— Start of ITEMS —
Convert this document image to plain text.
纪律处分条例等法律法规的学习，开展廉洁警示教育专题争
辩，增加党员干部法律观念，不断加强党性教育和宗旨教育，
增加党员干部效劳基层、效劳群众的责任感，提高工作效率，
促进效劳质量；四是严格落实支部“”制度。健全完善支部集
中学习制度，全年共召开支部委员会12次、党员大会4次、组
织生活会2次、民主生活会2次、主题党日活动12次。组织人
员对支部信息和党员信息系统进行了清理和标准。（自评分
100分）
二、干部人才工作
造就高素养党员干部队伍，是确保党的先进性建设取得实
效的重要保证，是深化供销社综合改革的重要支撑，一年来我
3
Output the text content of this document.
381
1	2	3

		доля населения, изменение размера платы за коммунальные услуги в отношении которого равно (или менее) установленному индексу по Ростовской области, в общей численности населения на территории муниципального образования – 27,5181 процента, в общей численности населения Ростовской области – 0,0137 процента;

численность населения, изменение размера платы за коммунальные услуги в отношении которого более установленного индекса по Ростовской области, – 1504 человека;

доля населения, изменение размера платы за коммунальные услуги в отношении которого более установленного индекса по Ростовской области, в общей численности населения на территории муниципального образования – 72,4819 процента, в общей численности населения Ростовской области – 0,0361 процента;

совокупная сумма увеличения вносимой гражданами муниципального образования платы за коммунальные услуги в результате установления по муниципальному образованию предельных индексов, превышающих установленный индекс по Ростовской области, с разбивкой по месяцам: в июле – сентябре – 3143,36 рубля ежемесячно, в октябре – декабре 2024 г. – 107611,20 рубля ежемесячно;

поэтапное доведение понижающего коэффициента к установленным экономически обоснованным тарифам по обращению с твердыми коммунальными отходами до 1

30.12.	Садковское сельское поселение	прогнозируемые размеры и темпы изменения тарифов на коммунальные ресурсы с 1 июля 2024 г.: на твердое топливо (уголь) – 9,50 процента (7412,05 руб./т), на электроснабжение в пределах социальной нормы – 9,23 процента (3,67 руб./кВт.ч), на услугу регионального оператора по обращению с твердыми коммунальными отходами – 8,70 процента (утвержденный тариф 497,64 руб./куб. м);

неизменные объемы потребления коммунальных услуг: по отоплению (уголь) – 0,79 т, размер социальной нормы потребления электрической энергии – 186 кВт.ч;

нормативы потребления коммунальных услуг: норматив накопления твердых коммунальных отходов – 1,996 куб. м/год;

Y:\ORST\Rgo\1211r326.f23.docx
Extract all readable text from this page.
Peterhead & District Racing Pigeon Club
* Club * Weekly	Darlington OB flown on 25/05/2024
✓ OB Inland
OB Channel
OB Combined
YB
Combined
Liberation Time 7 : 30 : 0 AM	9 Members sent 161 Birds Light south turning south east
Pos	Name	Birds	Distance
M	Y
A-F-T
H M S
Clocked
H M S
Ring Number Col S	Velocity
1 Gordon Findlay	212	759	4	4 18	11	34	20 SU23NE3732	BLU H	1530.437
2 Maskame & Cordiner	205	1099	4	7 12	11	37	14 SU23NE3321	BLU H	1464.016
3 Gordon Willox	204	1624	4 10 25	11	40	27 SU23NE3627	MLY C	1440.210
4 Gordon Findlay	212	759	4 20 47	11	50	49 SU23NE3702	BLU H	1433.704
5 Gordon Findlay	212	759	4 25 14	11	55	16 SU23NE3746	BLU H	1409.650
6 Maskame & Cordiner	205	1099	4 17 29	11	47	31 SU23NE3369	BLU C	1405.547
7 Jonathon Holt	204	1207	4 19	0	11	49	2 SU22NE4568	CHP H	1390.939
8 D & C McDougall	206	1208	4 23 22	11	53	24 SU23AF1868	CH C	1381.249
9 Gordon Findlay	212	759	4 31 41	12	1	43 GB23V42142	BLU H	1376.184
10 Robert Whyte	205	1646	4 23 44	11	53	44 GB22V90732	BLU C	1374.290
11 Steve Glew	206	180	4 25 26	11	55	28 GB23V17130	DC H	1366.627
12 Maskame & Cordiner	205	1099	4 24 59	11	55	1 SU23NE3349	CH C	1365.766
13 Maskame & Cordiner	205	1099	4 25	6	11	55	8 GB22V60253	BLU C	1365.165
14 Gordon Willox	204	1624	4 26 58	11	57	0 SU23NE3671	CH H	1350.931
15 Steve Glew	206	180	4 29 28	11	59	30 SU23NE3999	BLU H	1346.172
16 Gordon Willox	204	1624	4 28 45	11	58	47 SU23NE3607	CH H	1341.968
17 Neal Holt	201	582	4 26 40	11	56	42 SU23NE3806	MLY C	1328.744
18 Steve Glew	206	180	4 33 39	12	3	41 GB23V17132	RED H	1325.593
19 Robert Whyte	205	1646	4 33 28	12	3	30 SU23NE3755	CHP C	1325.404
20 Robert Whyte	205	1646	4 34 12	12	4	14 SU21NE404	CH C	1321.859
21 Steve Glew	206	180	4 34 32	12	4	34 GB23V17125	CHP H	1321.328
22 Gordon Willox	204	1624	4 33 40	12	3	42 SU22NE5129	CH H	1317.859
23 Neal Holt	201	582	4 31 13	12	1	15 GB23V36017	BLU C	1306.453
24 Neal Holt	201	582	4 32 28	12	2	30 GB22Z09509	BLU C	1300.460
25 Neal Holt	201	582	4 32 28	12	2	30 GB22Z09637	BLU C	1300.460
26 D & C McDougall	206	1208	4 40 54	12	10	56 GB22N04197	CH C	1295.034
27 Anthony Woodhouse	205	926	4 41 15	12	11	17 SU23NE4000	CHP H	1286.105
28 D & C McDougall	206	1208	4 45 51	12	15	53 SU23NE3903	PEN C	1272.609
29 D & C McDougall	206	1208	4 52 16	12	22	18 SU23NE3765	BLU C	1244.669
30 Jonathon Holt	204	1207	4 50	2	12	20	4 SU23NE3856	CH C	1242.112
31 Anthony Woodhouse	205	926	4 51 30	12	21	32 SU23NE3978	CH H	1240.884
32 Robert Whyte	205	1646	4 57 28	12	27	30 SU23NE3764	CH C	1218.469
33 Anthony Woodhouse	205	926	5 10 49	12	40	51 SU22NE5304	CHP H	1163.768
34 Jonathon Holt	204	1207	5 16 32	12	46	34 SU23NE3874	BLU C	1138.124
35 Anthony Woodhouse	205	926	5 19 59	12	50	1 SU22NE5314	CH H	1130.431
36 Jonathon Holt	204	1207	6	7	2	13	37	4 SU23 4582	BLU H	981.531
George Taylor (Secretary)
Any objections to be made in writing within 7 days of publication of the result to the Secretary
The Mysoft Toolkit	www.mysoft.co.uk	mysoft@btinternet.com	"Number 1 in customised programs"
— End of ITEMS —
WORK INSTRUCTIONS: Scan the lines above for "Gordon", then copy every one that has it.

TASK RESPONSE:
1 Gordon Findlay	212	759	4	4 18	11	34	20 SU23NE3732	BLU H	1530.437
3 Gordon Willox	204	1624	4 10 25	11	40	27 SU23NE3627	MLY C	1440.210
4 Gordon Findlay	212	759	4 20 47	11	50	49 SU23NE3702	BLU H	1433.704
5 Gordon Findlay	212	759	4 25 14	11	55	16 SU23NE3746	BLU H	1409.650
9 Gordon Findlay	212	759	4 31 41	12	1	43 GB23V42142	BLU H	1376.184
14 Gordon Willox	204	1624	4 26 58	11	57	0 SU23NE3671	CH H	1350.931
16 Gordon Willox	204	1624	4 28 45	11	58	47 SU23NE3607	CH H	1341.968
22 Gordon Willox	204	1624	4 33 40	12	3	42 SU22NE5129	CH H	1317.859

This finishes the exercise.